[BEGIN]
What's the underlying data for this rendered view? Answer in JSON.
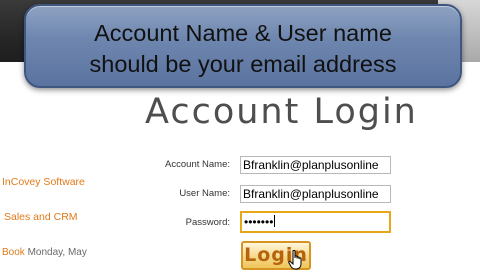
{
  "callout": {
    "line1": "Account Name & User name",
    "line2": "should be your email address"
  },
  "page": {
    "title": "Account Login"
  },
  "sidebar": {
    "link1": "InCovey Software",
    "link2": "Sales and CRM",
    "book_label": "Book",
    "date_text": "Monday, May"
  },
  "form": {
    "account_name_label": "Account Name:",
    "account_name_value": "Bfranklin@planplusonline",
    "user_name_label": "User Name:",
    "user_name_value": "Bfranklin@planplusonline",
    "password_label": "Password:",
    "password_mask": "•••••••",
    "login_label": "Login"
  },
  "icons": {
    "cursor": "hand-pointer-icon"
  },
  "colors": {
    "accent_orange": "#e07a1a",
    "button_border": "#d69522",
    "focus_border": "#e6a817",
    "callout_blue": "#6f87af"
  }
}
[END]
Gather each line of the records holding the string "Bfranklin".

    "account_name_value": "Bfranklin@planplusonline",
    "user_name_value": "Bfranklin@planplusonline",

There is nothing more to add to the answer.